**Aangeleverde tekst**

Evaluatie Presentatie 28/10/2013

Constructieve feedback van professoren, begeleider en medestudenten.

Vandaag presentatie gedaan voor over de eerder geposte powerpoint over Science 2.0 en Alt.Metrics.

-Positieve punten:

  • Vormgeving: Mooie slides
  • Articulatie: goed bij beide sprekers
  • Tempo: vlot

-Werkpunten:

  • Structuur ging verloren bij de overgang van Science 2.0 naar Alt.Metrics (chaotischer)
  • Meer concrete visie in wat we precies gaan behandelen in onze Bachelorproef
  • Conclusie kernwoorden op slide plaatsen
  • Moeilijk om na de presentatie de slides te herbekijken (te weinig woorden)

Literatuurstudie

We zijn van start gegaan met een grondige literatuurstudie. Hierbij kregen we toegang tot enkele wetenschappelijke papers die handelen over ons onderzoeksthema. In wat volgt, sommen we de gelezen lectuur op en vermelden we telkens waarom deze papers nuttig (of juist niet nuttig) zijn voor specifiek ons wetenschappelijk onderzoek. Ook laten we ons kritisch oog vallen op de inhoud van de papers.

1. A Principal Component Analysis of 39 Scientific Impact Measures (bron)
Bollen J, Van de Sompel H, Hagberg A, Chute R (2009) A principal component analysis of 39 scientific impact measures. PLoS ONE 4. doi:10.1371/journal.pone.0006022.

Deze wetenschappelijke publicatie komt uit PLoS ONE. Dit is een “open access peer-reviewed” wetenschappelijk tijdschrift dat wordt uitgegeven door de Public Library of Science (PLoS) sinds 2006. Alle inzendingen gaan door een interne en externe pre-publicatie peer review, maar worden niet op basis van gebrek aan belang of de naleving van een wetenschappelijk gebied uitgesloten. De PLoS ONE online platform maakt gebruik van een “eerste publiceren, later oordelen” werkwijze. (Bron: Wikipedia)

Het artikel heeft als onderzoeksvraag of er nieuwe maatregelen bestaan om de impact van wetenschappelijke publicaties juister en vollediger uit te drukken. Van oudsher is deze uitgedrukt in termen van citatietellingen, de zogenaamde Thomson Scientific Journal Impact Factor (JIF). Deze methode is stilaan achterhaald, grotendeels door de digitale revolutie van het afgelopen decennium. Om wetenschappelijke impact in het digitale tijdperk beter vast te leggen, hebben de auteurs onderzoek gedaan naar verscheidene nieuwe berekeningen om de impact van een paper te beoordelen. Hierbij hebben ze zich vooral gefocust op sociale netwerkanalyse en het gebruik loggegevens. Uiteindelijk komen ze tot de conclusie dat de wetenschappelijke impact niet uit te drukken valt in één indicator. Meestal verschilt het van paper tot paper welke factor hem de hoogste score geeft. De auteurs besluiten dan ook dat de van oudsher gebruikte ratingfactor met enige voorzichtigheid moet worden gebruikt en dat deze ranking beter kan worden uitgedrukt in een combinatie van verschillende factoren.

**Taakgegevens**
Kun je in de aangeleverde tekst het stuk van "Constructieve feedback van" tot "naar Alt.Metrics (chaotischer)" bewerken, zodat "vlot" vervangen wordt door "rustig"? Het materiaal hierna heb je niet nodig.

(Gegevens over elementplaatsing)
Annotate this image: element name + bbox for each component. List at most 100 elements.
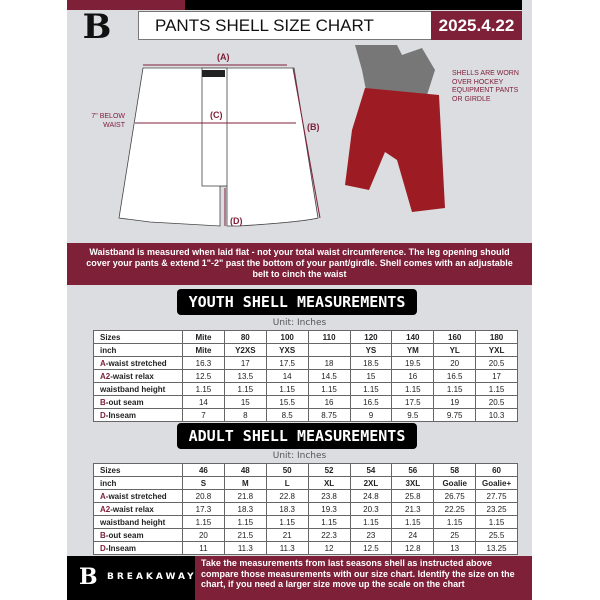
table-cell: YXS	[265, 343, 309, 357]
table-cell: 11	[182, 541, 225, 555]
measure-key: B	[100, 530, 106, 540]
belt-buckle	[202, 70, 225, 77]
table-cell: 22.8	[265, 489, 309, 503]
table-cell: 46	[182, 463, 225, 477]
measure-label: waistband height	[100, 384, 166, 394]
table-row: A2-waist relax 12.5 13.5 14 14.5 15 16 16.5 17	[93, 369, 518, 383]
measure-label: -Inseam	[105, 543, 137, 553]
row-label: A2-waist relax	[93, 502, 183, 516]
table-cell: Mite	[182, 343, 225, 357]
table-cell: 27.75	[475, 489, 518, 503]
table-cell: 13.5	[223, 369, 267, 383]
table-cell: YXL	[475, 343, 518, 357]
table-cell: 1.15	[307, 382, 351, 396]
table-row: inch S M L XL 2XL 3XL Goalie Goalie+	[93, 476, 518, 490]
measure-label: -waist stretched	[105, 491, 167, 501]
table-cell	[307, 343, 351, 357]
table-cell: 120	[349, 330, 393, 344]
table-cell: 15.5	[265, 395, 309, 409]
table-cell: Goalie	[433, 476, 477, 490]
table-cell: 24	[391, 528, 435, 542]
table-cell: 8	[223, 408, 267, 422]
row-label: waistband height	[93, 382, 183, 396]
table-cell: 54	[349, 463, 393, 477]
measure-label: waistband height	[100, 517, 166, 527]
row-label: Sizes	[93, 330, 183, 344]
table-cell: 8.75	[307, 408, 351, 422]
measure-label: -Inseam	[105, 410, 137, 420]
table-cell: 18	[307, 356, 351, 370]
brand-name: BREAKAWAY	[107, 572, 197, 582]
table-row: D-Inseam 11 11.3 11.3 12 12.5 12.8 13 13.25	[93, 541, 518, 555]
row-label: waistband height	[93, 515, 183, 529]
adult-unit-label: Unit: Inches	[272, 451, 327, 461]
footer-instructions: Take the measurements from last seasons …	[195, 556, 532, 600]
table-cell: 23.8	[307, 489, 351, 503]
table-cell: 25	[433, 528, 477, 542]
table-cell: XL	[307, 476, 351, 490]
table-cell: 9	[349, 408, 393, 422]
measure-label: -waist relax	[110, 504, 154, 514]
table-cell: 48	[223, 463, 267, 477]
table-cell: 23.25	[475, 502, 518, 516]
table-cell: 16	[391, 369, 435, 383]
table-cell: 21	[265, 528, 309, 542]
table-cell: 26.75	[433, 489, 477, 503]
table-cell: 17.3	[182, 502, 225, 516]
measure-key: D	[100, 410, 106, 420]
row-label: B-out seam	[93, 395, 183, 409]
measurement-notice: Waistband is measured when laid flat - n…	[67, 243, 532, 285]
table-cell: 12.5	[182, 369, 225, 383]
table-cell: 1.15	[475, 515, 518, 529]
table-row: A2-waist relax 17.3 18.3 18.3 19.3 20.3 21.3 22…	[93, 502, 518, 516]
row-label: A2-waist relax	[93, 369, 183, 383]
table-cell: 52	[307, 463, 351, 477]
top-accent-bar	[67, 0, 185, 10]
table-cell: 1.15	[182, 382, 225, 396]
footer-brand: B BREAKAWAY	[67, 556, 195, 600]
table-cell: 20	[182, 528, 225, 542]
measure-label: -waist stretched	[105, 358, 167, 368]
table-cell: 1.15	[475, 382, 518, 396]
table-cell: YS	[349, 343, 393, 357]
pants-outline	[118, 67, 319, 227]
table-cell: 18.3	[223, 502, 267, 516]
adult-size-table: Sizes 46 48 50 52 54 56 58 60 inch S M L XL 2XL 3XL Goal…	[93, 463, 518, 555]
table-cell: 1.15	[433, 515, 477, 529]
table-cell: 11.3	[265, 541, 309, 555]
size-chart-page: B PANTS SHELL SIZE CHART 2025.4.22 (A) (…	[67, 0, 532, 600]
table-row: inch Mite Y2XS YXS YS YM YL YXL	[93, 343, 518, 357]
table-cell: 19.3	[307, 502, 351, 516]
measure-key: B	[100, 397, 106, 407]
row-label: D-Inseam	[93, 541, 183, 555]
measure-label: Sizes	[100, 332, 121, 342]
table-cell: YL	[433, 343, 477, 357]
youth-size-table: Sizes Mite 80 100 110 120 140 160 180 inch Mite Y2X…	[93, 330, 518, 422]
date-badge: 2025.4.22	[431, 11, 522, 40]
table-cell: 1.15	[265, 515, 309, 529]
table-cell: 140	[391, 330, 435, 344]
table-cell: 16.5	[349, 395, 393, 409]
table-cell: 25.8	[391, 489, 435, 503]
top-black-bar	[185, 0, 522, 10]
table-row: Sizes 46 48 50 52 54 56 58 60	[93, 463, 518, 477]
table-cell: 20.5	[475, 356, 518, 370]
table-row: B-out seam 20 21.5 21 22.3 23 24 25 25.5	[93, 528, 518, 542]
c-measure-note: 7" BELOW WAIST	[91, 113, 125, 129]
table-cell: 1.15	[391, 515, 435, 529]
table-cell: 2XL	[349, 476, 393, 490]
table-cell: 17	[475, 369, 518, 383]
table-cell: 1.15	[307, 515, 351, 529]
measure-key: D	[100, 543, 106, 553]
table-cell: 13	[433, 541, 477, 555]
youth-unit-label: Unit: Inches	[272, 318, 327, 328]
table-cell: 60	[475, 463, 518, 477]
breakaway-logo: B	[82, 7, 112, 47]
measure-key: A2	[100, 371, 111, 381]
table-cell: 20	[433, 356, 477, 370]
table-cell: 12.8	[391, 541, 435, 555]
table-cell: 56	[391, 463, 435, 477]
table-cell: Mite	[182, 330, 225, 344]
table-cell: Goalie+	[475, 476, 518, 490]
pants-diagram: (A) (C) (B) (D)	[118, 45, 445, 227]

**Resultaat van opdracht**
Constructieve feedback van professoren, begeleider en medestudenten.

Vandaag presentatie gedaan voor over de eerder geposte powerpoint over Science 2.0 en Alt.Metrics.

-Positieve punten:

  • Vormgeving: Mooie slides
  • Articulatie: goed bij beide sprekers
  • Tempo: rustig

-Werkpunten:

  • Structuur ging verloren bij de overgang van Science 2.0 naar Alt.Metrics (chaotischer)